→ Source material
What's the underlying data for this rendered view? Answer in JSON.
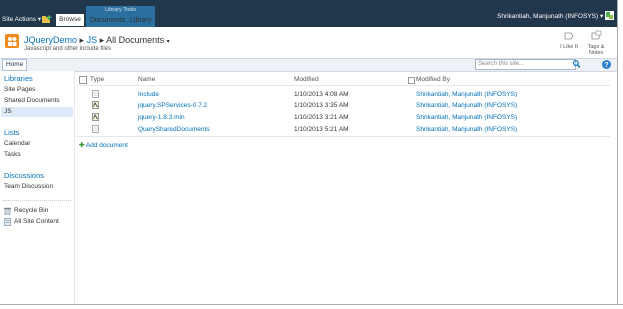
{
  "ribbon": {
    "site_actions": "Site Actions",
    "browse_tab": "Browse",
    "library_tools": "Library Tools",
    "documents_tab": "Documents",
    "library_tab": "Library",
    "user_name": "Shrikantiah, Manjunath (INFOSYS)"
  },
  "title": {
    "site": "JQueryDemo",
    "folder": "JS",
    "view": "All Documents",
    "description": "Javascript and other include files",
    "i_like_it": "I Like It",
    "tags_notes": "Tags & Notes"
  },
  "topnav": {
    "home": "Home",
    "search_placeholder": "Search this site..."
  },
  "quick_launch": {
    "libraries_head": "Libraries",
    "site_pages": "Site Pages",
    "shared_documents": "Shared Documents",
    "js": "JS",
    "lists_head": "Lists",
    "calendar": "Calendar",
    "tasks": "Tasks",
    "discussions_head": "Discussions",
    "team_discussion": "Team Discussion",
    "recycle_bin": "Recycle Bin",
    "all_site_content": "All Site Content"
  },
  "list": {
    "columns": {
      "type": "Type",
      "name": "Name",
      "modified": "Modified",
      "modified_by": "Modified By"
    },
    "rows": [
      {
        "type": "folder",
        "name": "Include",
        "modified": "1/10/2013 4:08 AM",
        "modified_by": "Shrikantiah, Manjunath (INFOSYS)"
      },
      {
        "type": "js",
        "name": "jquery.SPServices-0.7.2",
        "modified": "1/10/2013 3:35 AM",
        "modified_by": "Shrikantiah, Manjunath (INFOSYS)"
      },
      {
        "type": "js",
        "name": "jquery-1.8.3.min",
        "modified": "1/10/2013 3:21 AM",
        "modified_by": "Shrikantiah, Manjunath (INFOSYS)"
      },
      {
        "type": "doc",
        "name": "QuerySharedDocuments",
        "modified": "1/10/2013 5:21 AM",
        "modified_by": "Shrikantiah, Manjunath (INFOSYS)"
      }
    ],
    "add_document": "Add document"
  },
  "colors": {
    "ribbon": "#21374c",
    "link": "#0072bc",
    "selected_nav": "#dcebf7"
  }
}
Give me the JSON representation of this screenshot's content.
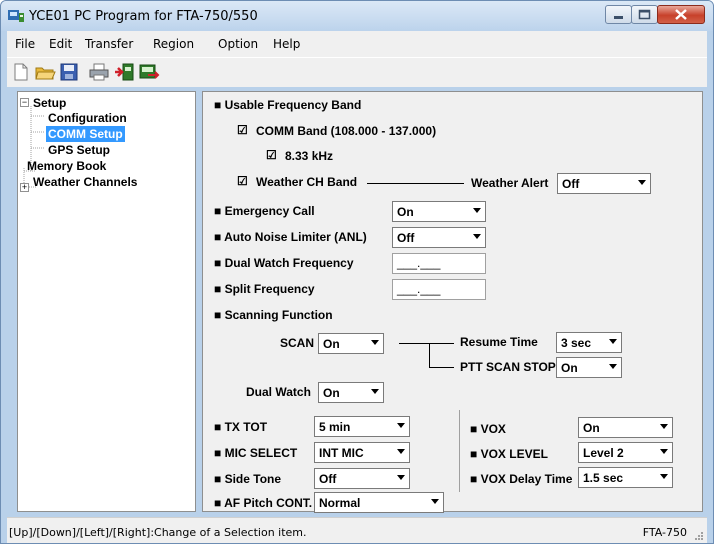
{
  "window": {
    "title": "YCE01 PC Program for FTA-750/550",
    "app_icon": "radio-app-icon",
    "controls": {
      "minimize_icon": "minimize-icon",
      "maximize_icon": "maximize-icon",
      "close_icon": "close-icon"
    }
  },
  "menu": [
    "File",
    "Edit",
    "Transfer",
    "Region",
    "Option",
    "Help"
  ],
  "toolbar": {
    "icons": [
      "new-document-icon",
      "open-folder-icon",
      "save-disk-icon",
      "print-icon",
      "read-from-radio-icon",
      "write-to-radio-icon"
    ]
  },
  "tree": {
    "setup_label": "Setup",
    "setup_expander": "−",
    "configuration_label": "Configuration",
    "comm_setup_label": "COMM Setup",
    "gps_setup_label": "GPS Setup",
    "memory_book_label": "Memory Book",
    "weather_channels_label": "Weather Channels",
    "weather_expander": "+"
  },
  "form": {
    "usable_band_heading": "■ Usable Frequency Band",
    "comm_band_label": "COMM Band (108.000 - 137.000)",
    "comm_band_checked": true,
    "khz_label": "8.33 kHz",
    "khz_checked": true,
    "weather_ch_band_label": "Weather CH Band",
    "weather_ch_band_checked": true,
    "weather_alert_label": "Weather Alert",
    "weather_alert_value": "Off",
    "emergency_call_label": "■ Emergency Call",
    "emergency_call_value": "On",
    "anl_label": "■ Auto Noise Limiter (ANL)",
    "anl_value": "Off",
    "dual_watch_freq_label": "■ Dual Watch Frequency",
    "dual_watch_freq_value": "___.___",
    "split_freq_label": "■ Split Frequency",
    "split_freq_value": "___.___",
    "scanning_function_label": "■ Scanning Function",
    "scan_label": "SCAN",
    "scan_value": "On",
    "resume_time_label": "Resume Time",
    "resume_time_value": "3 sec",
    "ptt_scan_stop_label": "PTT SCAN STOP",
    "ptt_scan_stop_value": "On",
    "dual_watch_label": "Dual Watch",
    "dual_watch_value": "On",
    "tx_tot_label": "■ TX TOT",
    "tx_tot_value": "5 min",
    "mic_select_label": "■ MIC SELECT",
    "mic_select_value": "INT MIC",
    "side_tone_label": "■ Side Tone",
    "side_tone_value": "Off",
    "af_pitch_label": "■ AF Pitch CONT.",
    "af_pitch_value": "Normal",
    "vox_label": "■ VOX",
    "vox_value": "On",
    "vox_level_label": "■ VOX LEVEL",
    "vox_level_value": "Level 2",
    "vox_delay_label": "■ VOX Delay Time",
    "vox_delay_value": "1.5 sec"
  },
  "status": {
    "hint": "[Up]/[Down]/[Left]/[Right]:Change of a Selection item.",
    "model": "FTA-750"
  },
  "colors": {
    "selection": "#3399ff",
    "frame": "#b9d1ea",
    "panel": "#f0f0f0"
  }
}
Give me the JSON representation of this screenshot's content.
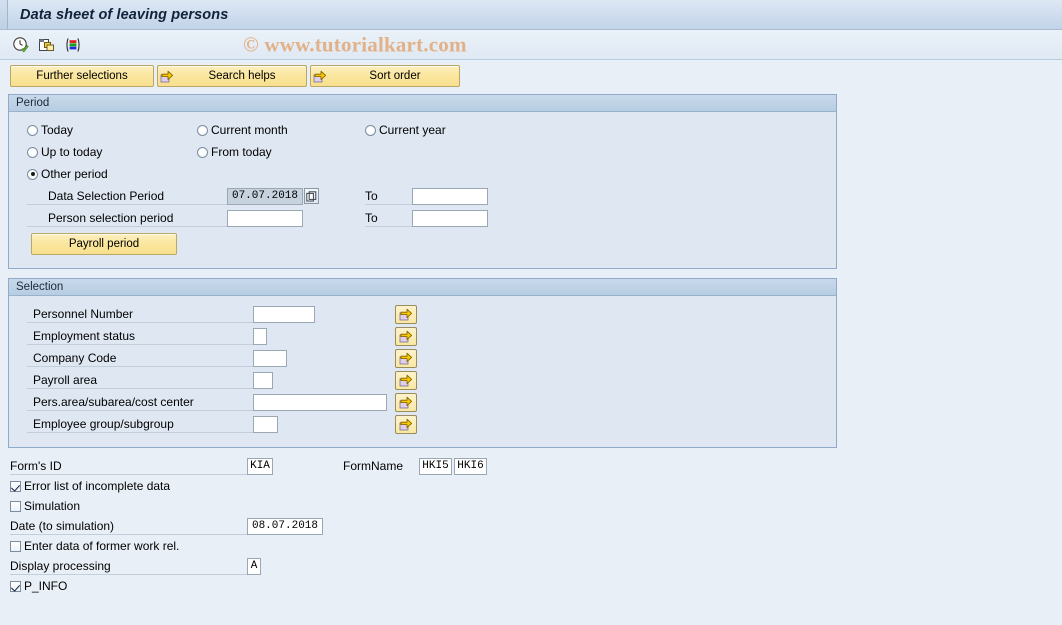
{
  "window": {
    "title": "Data sheet of leaving persons"
  },
  "toolbar": {
    "icons": [
      {
        "name": "execute-clock-icon",
        "title": "Execute"
      },
      {
        "name": "copy-multiple-icon",
        "title": "Get Variant"
      },
      {
        "name": "layout-variant-icon",
        "title": "Layout"
      }
    ],
    "watermark": "© www.tutorialkart.com"
  },
  "buttons": {
    "further_selections": "Further selections",
    "search_helps": "Search helps",
    "sort_order": "Sort order"
  },
  "period": {
    "title": "Period",
    "radios": [
      {
        "label": "Today",
        "selected": false
      },
      {
        "label": "Current month",
        "selected": false
      },
      {
        "label": "Current year",
        "selected": false
      },
      {
        "label": "Up to today",
        "selected": false
      },
      {
        "label": "From today",
        "selected": false
      },
      {
        "label": "Other period",
        "selected": true
      }
    ],
    "data_selection_period": {
      "label": "Data Selection Period",
      "value": "07.07.2018",
      "to_label": "To",
      "to_value": ""
    },
    "person_selection_period": {
      "label": "Person selection period",
      "value": "",
      "to_label": "To",
      "to_value": ""
    },
    "payroll_period_button": "Payroll period"
  },
  "selection": {
    "title": "Selection",
    "rows": [
      {
        "label": "Personnel Number",
        "value": "",
        "input_width": 62
      },
      {
        "label": "Employment status",
        "value": "",
        "input_width": 14
      },
      {
        "label": "Company Code",
        "value": "",
        "input_width": 34
      },
      {
        "label": "Payroll area",
        "value": "",
        "input_width": 20
      },
      {
        "label": "Pers.area/subarea/cost center",
        "value": "",
        "input_width": 134
      },
      {
        "label": "Employee group/subgroup",
        "value": "",
        "input_width": 25
      }
    ]
  },
  "form": {
    "form_id_label": "Form's ID",
    "form_id_value": "KIA",
    "form_name_label": "FormName",
    "form_name_value_1": "HKI5",
    "form_name_value_2": "HKI6",
    "error_list_label": "Error list of incomplete data",
    "error_list_checked": true,
    "simulation_label": "Simulation",
    "simulation_checked": false,
    "date_simulation_label": "Date (to simulation)",
    "date_simulation_value": "08.07.2018",
    "former_work_label": "Enter data of former work rel.",
    "former_work_checked": false,
    "display_processing_label": "Display processing",
    "display_processing_value": "A",
    "p_info_label": "P_INFO",
    "p_info_checked": true
  },
  "colors": {
    "background": "#e9eff7",
    "panel_bg": "#dfe8f2",
    "panel_border": "#8fabc9",
    "button_yellow": "#fae79f",
    "watermark": "#e2b187",
    "title_text": "#11223a"
  }
}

→ Task prompt
Using the material above, set down every line exactly, but skip the pictures.

→ Written answer
What's the underlying data for this rendered view? Answer in JSON.
{
  "ribbon": {
    "site_actions": "Site Actions",
    "browse_tab": "Browse",
    "library_tools": "Library Tools",
    "documents_tab": "Documents",
    "library_tab": "Library",
    "user_name": "Shrikantiah, Manjunath (INFOSYS)"
  },
  "title": {
    "site": "JQueryDemo",
    "folder": "JS",
    "view": "All Documents",
    "description": "Javascript and other include files",
    "i_like_it": "I Like It",
    "tags_notes": "Tags & Notes"
  },
  "topnav": {
    "home": "Home",
    "search_placeholder": "Search this site..."
  },
  "quick_launch": {
    "libraries_head": "Libraries",
    "site_pages": "Site Pages",
    "shared_documents": "Shared Documents",
    "js": "JS",
    "lists_head": "Lists",
    "calendar": "Calendar",
    "tasks": "Tasks",
    "discussions_head": "Discussions",
    "team_discussion": "Team Discussion",
    "recycle_bin": "Recycle Bin",
    "all_site_content": "All Site Content"
  },
  "list": {
    "columns": {
      "type": "Type",
      "name": "Name",
      "modified": "Modified",
      "modified_by": "Modified By"
    },
    "rows": [
      {
        "type": "folder",
        "name": "Include",
        "modified": "1/10/2013 4:08 AM",
        "modified_by": "Shrikantiah, Manjunath (INFOSYS)"
      },
      {
        "type": "js",
        "name": "jquery.SPServices-0.7.2",
        "modified": "1/10/2013 3:35 AM",
        "modified_by": "Shrikantiah, Manjunath (INFOSYS)"
      },
      {
        "type": "js",
        "name": "jquery-1.8.3.min",
        "modified": "1/10/2013 3:21 AM",
        "modified_by": "Shrikantiah, Manjunath (INFOSYS)"
      },
      {
        "type": "doc",
        "name": "QuerySharedDocuments",
        "modified": "1/10/2013 5:21 AM",
        "modified_by": "Shrikantiah, Manjunath (INFOSYS)"
      }
    ],
    "add_document": "Add document"
  },
  "colors": {
    "ribbon": "#21374c",
    "link": "#0072bc",
    "selected_nav": "#dcebf7"
  }
}
Give me the JSON representation of this screenshot's content.
{
  "window": {
    "title": "YCE01 PC Program for FTA-750/550",
    "app_icon": "radio-app-icon",
    "controls": {
      "minimize_icon": "minimize-icon",
      "maximize_icon": "maximize-icon",
      "close_icon": "close-icon"
    }
  },
  "menu": [
    "File",
    "Edit",
    "Transfer",
    "Region",
    "Option",
    "Help"
  ],
  "toolbar": {
    "icons": [
      "new-document-icon",
      "open-folder-icon",
      "save-disk-icon",
      "print-icon",
      "read-from-radio-icon",
      "write-to-radio-icon"
    ]
  },
  "tree": {
    "setup_label": "Setup",
    "setup_expander": "−",
    "configuration_label": "Configuration",
    "comm_setup_label": "COMM Setup",
    "gps_setup_label": "GPS Setup",
    "memory_book_label": "Memory Book",
    "weather_channels_label": "Weather Channels",
    "weather_expander": "+"
  },
  "form": {
    "usable_band_heading": "■ Usable Frequency Band",
    "comm_band_label": "COMM Band (108.000 - 137.000)",
    "comm_band_checked": true,
    "khz_label": "8.33 kHz",
    "khz_checked": true,
    "weather_ch_band_label": "Weather CH Band",
    "weather_ch_band_checked": true,
    "weather_alert_label": "Weather Alert",
    "weather_alert_value": "Off",
    "emergency_call_label": "■ Emergency Call",
    "emergency_call_value": "On",
    "anl_label": "■ Auto Noise Limiter (ANL)",
    "anl_value": "Off",
    "dual_watch_freq_label": "■ Dual Watch Frequency",
    "dual_watch_freq_value": "___.___",
    "split_freq_label": "■ Split Frequency",
    "split_freq_value": "___.___",
    "scanning_function_label": "■ Scanning Function",
    "scan_label": "SCAN",
    "scan_value": "On",
    "resume_time_label": "Resume Time",
    "resume_time_value": "3 sec",
    "ptt_scan_stop_label": "PTT SCAN STOP",
    "ptt_scan_stop_value": "On",
    "dual_watch_label": "Dual Watch",
    "dual_watch_value": "On",
    "tx_tot_label": "■ TX TOT",
    "tx_tot_value": "5 min",
    "mic_select_label": "■ MIC SELECT",
    "mic_select_value": "INT MIC",
    "side_tone_label": "■ Side Tone",
    "side_tone_value": "Off",
    "af_pitch_label": "■ AF Pitch CONT.",
    "af_pitch_value": "Normal",
    "vox_label": "■ VOX",
    "vox_value": "On",
    "vox_level_label": "■ VOX LEVEL",
    "vox_level_value": "Level 2",
    "vox_delay_label": "■ VOX Delay Time",
    "vox_delay_value": "1.5 sec"
  },
  "status": {
    "hint": "[Up]/[Down]/[Left]/[Right]:Change of a Selection item.",
    "model": "FTA-750"
  },
  "colors": {
    "selection": "#3399ff",
    "frame": "#b9d1ea",
    "panel": "#f0f0f0"
  }
}
Give me the JSON representation of this screenshot's content.
{
  "window": {
    "title": "Data sheet of leaving persons"
  },
  "toolbar": {
    "icons": [
      {
        "name": "execute-clock-icon",
        "title": "Execute"
      },
      {
        "name": "copy-multiple-icon",
        "title": "Get Variant"
      },
      {
        "name": "layout-variant-icon",
        "title": "Layout"
      }
    ],
    "watermark": "© www.tutorialkart.com"
  },
  "buttons": {
    "further_selections": "Further selections",
    "search_helps": "Search helps",
    "sort_order": "Sort order"
  },
  "period": {
    "title": "Period",
    "radios": [
      {
        "label": "Today",
        "selected": false
      },
      {
        "label": "Current month",
        "selected": false
      },
      {
        "label": "Current year",
        "selected": false
      },
      {
        "label": "Up to today",
        "selected": false
      },
      {
        "label": "From today",
        "selected": false
      },
      {
        "label": "Other period",
        "selected": true
      }
    ],
    "data_selection_period": {
      "label": "Data Selection Period",
      "value": "07.07.2018",
      "to_label": "To",
      "to_value": ""
    },
    "person_selection_period": {
      "label": "Person selection period",
      "value": "",
      "to_label": "To",
      "to_value": ""
    },
    "payroll_period_button": "Payroll period"
  },
  "selection": {
    "title": "Selection",
    "rows": [
      {
        "label": "Personnel Number",
        "value": "",
        "input_width": 62
      },
      {
        "label": "Employment status",
        "value": "",
        "input_width": 14
      },
      {
        "label": "Company Code",
        "value": "",
        "input_width": 34
      },
      {
        "label": "Payroll area",
        "value": "",
        "input_width": 20
      },
      {
        "label": "Pers.area/subarea/cost center",
        "value": "",
        "input_width": 134
      },
      {
        "label": "Employee group/subgroup",
        "value": "",
        "input_width": 25
      }
    ]
  },
  "form": {
    "form_id_label": "Form's ID",
    "form_id_value": "KIA",
    "form_name_label": "FormName",
    "form_name_value_1": "HKI5",
    "form_name_value_2": "HKI6",
    "error_list_label": "Error list of incomplete data",
    "error_list_checked": true,
    "simulation_label": "Simulation",
    "simulation_checked": false,
    "date_simulation_label": "Date (to simulation)",
    "date_simulation_value": "08.07.2018",
    "former_work_label": "Enter data of former work rel.",
    "former_work_checked": false,
    "display_processing_label": "Display processing",
    "display_processing_value": "A",
    "p_info_label": "P_INFO",
    "p_info_checked": true
  },
  "colors": {
    "background": "#e9eff7",
    "panel_bg": "#dfe8f2",
    "panel_border": "#8fabc9",
    "button_yellow": "#fae79f",
    "watermark": "#e2b187",
    "title_text": "#11223a"
  }
}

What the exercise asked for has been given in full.